本文 ::
==*==

「多様性への配慮」とは

東京スカイツリーに、イスラム教徒向けの礼拝用スペースが新しく設置されたという記事を目にした。訪日外国人観光客からの要望を受けて作られたもので、天井にイスラム教の聖地メッカの方角を示す印がつけられた約8平方メートルの部屋が二つ用意されたという。

さまざまな人に寛容な社会を目指して、国内でもこうした「多様性」に配慮した取り組みが増えていると感じる。また就活生として多くの企業を研究していると、性別、年齢、国籍などが異なる人々が互いに融合しあいながら活躍できる環境づくりを目指す「ダイバーシティ&インクルージョン」を理念に掲げている会社が多いことに気づく。社会への影響力の大きい企業も多様性への配慮に乗り出しているのは高く評価されるべきだと思う。

==*==

課題 :: 本文によると、東京スカイツリーに設置された礼拝用スペースとして、どの広さの部屋がいくつ用意されたか。

表示行一覧 ::

==*==

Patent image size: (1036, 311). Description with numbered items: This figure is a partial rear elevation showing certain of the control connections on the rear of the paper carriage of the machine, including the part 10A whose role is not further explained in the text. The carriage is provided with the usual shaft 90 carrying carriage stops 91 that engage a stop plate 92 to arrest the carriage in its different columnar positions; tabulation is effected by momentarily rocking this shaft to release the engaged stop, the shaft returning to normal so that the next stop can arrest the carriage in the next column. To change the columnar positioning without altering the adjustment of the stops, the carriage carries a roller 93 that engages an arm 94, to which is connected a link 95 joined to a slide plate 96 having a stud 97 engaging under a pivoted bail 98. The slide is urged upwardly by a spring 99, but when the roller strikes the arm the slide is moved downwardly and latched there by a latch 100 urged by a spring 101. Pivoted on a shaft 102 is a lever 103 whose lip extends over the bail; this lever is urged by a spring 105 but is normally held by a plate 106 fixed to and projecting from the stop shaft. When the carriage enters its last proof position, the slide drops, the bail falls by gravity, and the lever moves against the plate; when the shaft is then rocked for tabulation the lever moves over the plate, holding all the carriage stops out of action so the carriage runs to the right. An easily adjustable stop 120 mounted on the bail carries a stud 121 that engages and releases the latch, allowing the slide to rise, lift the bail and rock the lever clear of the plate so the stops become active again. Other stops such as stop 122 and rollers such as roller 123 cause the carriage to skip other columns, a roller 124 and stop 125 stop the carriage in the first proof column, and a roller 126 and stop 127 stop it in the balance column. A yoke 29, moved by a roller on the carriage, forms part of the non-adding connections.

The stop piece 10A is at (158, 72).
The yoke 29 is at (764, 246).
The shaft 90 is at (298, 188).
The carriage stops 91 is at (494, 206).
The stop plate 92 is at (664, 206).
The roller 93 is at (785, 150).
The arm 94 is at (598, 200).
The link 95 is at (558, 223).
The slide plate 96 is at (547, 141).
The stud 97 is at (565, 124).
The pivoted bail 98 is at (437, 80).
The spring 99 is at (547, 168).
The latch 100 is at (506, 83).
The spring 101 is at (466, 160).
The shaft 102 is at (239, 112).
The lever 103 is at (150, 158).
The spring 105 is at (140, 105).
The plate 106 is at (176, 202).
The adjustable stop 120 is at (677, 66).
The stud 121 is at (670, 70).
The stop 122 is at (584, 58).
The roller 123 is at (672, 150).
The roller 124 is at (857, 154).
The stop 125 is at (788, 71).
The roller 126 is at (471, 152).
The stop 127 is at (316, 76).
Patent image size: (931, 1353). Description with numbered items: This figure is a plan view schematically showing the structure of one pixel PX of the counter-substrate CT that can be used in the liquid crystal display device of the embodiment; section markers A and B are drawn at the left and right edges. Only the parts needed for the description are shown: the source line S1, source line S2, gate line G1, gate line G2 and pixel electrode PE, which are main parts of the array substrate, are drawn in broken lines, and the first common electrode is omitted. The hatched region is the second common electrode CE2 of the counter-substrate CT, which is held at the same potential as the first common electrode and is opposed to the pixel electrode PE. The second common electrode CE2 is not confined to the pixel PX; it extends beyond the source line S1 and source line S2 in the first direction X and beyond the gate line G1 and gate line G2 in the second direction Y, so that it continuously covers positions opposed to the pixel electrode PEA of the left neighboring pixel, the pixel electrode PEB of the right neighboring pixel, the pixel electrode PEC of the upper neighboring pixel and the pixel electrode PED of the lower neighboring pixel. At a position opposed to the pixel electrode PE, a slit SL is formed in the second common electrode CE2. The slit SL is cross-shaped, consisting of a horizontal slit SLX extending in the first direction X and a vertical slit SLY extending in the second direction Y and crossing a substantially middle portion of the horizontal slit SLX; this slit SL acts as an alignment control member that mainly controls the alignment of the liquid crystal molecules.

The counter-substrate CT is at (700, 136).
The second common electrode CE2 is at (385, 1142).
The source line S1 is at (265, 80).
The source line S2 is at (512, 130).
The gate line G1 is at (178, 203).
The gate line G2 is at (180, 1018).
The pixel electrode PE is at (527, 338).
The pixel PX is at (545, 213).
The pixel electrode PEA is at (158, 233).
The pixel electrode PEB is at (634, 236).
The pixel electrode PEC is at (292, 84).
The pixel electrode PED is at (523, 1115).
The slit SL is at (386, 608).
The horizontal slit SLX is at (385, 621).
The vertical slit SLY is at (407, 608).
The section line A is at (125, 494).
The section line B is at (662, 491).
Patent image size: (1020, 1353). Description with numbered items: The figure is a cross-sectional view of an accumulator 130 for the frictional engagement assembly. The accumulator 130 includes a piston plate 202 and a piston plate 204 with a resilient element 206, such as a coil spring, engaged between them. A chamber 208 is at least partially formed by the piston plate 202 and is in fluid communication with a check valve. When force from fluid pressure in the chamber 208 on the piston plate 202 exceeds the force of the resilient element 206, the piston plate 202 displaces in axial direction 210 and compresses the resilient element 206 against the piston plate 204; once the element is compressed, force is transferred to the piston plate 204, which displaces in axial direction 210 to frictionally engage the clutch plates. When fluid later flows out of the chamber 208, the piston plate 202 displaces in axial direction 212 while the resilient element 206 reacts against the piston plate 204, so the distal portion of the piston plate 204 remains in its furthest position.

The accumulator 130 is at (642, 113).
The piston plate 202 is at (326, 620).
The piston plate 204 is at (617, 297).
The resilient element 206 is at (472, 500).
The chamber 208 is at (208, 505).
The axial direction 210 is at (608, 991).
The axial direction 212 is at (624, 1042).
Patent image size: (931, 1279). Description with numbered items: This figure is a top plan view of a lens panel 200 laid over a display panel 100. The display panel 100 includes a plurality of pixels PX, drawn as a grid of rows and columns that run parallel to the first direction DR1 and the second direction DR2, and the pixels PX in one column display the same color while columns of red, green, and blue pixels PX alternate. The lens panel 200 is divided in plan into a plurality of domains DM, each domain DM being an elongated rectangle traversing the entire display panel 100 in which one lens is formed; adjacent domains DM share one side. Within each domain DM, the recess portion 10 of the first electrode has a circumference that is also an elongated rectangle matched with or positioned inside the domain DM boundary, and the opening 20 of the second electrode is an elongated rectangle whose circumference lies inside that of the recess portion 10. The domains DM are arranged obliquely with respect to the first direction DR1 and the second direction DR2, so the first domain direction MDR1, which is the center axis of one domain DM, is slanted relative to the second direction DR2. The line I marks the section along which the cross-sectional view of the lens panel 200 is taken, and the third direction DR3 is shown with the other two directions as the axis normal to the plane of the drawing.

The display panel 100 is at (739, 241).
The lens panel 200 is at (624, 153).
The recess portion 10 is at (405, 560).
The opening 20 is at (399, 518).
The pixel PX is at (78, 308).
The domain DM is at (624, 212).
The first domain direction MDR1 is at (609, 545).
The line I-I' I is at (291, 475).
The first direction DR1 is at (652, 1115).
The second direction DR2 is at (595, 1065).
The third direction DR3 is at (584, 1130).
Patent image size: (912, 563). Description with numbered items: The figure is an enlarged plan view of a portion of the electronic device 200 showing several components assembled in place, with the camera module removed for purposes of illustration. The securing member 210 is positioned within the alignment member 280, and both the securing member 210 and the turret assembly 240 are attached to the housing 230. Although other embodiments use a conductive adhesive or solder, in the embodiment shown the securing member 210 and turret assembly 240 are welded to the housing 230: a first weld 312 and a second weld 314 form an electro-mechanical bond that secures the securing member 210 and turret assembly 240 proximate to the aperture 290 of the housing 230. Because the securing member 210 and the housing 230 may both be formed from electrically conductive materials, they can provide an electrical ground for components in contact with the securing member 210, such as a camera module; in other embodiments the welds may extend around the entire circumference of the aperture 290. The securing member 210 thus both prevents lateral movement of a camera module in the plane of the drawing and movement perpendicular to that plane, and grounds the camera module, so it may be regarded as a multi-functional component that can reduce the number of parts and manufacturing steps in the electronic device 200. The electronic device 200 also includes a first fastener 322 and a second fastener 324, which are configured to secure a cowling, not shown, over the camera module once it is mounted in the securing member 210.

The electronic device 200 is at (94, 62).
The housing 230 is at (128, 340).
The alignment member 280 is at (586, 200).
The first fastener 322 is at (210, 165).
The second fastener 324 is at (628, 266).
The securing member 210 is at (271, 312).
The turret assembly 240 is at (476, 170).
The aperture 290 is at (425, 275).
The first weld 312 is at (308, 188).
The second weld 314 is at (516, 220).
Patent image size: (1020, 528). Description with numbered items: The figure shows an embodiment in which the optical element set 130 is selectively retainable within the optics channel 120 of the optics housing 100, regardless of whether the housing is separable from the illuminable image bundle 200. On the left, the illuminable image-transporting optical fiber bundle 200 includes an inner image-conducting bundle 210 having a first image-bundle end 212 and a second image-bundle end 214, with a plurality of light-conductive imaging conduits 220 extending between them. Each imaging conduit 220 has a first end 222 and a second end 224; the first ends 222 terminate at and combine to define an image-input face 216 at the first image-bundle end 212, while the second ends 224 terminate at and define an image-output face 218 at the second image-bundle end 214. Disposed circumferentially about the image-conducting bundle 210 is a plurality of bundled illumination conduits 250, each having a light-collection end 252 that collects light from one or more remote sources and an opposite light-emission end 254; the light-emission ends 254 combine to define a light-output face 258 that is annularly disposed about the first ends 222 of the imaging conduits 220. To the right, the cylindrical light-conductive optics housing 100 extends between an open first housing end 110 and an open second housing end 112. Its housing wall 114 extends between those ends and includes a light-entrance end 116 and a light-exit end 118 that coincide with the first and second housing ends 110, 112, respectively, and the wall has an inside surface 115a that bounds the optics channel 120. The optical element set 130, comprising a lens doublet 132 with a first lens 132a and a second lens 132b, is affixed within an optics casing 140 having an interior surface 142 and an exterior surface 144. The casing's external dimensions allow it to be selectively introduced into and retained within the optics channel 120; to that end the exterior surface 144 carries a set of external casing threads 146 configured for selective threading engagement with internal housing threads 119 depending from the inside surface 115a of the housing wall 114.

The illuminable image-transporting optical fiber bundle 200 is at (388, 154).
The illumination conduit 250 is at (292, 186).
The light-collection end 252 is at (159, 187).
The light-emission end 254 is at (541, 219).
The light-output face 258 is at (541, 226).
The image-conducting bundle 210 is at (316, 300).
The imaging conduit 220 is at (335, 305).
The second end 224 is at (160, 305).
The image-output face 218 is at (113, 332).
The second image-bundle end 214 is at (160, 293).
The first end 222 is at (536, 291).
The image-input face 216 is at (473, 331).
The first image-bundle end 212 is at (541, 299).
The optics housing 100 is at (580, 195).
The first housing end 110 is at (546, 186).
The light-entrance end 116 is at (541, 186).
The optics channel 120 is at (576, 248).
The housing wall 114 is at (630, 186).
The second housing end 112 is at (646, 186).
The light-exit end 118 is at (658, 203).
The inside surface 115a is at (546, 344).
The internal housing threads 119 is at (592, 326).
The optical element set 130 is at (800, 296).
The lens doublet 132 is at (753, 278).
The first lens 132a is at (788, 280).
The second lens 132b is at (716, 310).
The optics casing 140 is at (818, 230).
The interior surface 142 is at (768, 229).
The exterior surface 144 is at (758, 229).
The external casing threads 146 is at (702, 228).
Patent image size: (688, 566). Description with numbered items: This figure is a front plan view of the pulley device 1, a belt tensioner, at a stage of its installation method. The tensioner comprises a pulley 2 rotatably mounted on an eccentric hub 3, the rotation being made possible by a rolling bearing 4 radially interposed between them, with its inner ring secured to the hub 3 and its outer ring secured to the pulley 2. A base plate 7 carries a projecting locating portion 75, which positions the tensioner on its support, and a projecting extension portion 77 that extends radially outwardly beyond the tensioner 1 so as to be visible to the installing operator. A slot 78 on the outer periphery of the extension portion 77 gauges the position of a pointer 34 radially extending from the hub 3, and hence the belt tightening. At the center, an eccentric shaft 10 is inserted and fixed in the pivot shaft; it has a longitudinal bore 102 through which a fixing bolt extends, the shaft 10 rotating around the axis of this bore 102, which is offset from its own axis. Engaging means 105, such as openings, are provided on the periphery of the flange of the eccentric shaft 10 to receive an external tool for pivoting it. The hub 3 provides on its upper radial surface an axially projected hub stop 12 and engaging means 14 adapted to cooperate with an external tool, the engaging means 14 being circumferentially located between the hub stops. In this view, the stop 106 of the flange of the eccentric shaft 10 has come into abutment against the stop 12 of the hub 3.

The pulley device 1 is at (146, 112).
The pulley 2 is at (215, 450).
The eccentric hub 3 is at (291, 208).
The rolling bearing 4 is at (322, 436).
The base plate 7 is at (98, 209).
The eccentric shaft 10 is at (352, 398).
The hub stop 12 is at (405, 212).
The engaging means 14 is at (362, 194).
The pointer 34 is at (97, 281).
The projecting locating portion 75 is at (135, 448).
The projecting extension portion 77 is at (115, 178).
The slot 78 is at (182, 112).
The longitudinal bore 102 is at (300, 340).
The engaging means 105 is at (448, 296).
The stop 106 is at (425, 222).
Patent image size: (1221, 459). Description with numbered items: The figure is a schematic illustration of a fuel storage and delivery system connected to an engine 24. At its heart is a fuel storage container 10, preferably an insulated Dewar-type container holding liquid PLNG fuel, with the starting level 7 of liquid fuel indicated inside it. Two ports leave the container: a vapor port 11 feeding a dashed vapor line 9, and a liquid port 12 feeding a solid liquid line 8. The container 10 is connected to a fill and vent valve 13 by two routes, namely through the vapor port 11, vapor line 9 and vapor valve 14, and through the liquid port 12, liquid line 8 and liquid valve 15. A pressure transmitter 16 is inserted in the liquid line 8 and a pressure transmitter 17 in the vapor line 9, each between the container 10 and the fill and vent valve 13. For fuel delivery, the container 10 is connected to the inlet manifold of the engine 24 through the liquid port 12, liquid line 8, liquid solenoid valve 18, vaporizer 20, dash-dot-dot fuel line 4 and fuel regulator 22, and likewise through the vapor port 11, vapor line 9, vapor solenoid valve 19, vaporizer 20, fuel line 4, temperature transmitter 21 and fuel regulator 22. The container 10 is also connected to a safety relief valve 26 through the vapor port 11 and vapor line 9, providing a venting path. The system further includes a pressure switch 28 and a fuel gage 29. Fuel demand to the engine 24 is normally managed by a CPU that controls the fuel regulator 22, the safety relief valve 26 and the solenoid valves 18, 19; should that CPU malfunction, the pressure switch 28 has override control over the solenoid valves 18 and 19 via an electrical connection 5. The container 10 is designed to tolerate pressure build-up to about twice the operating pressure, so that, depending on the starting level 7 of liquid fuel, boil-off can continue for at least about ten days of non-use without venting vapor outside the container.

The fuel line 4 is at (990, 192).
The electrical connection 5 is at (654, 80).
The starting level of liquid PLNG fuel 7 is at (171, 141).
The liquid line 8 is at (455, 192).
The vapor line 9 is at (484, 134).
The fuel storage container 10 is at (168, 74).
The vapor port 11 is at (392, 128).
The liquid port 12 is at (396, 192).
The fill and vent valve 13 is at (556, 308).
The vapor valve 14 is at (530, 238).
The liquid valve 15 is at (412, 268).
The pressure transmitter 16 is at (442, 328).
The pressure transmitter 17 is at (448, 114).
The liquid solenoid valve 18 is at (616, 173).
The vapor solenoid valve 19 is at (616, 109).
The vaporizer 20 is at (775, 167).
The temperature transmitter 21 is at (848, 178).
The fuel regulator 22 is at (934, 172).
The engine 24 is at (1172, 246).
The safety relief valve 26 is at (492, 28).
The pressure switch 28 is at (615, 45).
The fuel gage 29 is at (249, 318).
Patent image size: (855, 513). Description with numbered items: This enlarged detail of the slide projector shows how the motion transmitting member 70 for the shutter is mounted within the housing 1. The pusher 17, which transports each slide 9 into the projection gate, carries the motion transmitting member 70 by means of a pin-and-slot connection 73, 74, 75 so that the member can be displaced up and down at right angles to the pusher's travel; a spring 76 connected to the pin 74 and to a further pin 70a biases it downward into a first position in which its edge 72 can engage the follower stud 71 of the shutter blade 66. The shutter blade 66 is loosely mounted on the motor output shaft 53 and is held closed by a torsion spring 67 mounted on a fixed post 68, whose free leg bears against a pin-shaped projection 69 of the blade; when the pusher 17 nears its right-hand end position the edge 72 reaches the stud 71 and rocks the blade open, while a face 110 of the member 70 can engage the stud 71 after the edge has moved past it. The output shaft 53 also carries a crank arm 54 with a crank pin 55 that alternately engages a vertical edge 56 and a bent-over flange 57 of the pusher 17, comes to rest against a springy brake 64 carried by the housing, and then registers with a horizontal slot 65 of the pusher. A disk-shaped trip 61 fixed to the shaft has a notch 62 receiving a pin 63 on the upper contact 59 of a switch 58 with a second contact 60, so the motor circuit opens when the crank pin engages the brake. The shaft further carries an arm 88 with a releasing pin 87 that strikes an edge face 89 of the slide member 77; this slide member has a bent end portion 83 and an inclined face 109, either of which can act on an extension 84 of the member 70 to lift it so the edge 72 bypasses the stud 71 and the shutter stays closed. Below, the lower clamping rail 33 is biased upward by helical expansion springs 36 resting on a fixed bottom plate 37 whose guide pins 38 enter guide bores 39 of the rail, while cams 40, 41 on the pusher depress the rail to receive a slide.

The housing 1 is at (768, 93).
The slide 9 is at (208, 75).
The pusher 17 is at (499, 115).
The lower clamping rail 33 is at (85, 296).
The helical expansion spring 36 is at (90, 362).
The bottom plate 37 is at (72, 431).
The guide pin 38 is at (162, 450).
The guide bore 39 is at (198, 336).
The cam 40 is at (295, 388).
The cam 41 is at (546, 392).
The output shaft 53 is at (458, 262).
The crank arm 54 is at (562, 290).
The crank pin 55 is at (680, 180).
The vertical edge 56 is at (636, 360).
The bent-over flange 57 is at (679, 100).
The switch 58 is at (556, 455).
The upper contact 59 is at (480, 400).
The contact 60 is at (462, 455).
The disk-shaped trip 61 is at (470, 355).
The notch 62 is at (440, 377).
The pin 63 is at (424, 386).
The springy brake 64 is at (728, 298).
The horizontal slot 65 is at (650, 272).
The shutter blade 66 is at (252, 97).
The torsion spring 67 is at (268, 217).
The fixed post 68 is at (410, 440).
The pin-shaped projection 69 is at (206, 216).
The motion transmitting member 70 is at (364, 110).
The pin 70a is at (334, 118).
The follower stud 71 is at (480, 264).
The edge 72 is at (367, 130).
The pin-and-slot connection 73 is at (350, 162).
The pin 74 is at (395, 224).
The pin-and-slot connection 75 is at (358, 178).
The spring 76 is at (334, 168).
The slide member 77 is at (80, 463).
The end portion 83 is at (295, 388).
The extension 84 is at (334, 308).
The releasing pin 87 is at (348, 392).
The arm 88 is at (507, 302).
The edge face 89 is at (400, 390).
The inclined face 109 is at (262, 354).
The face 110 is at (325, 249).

==*==

解答欄 :: 約8平方メートルの部屋が二つ用意された。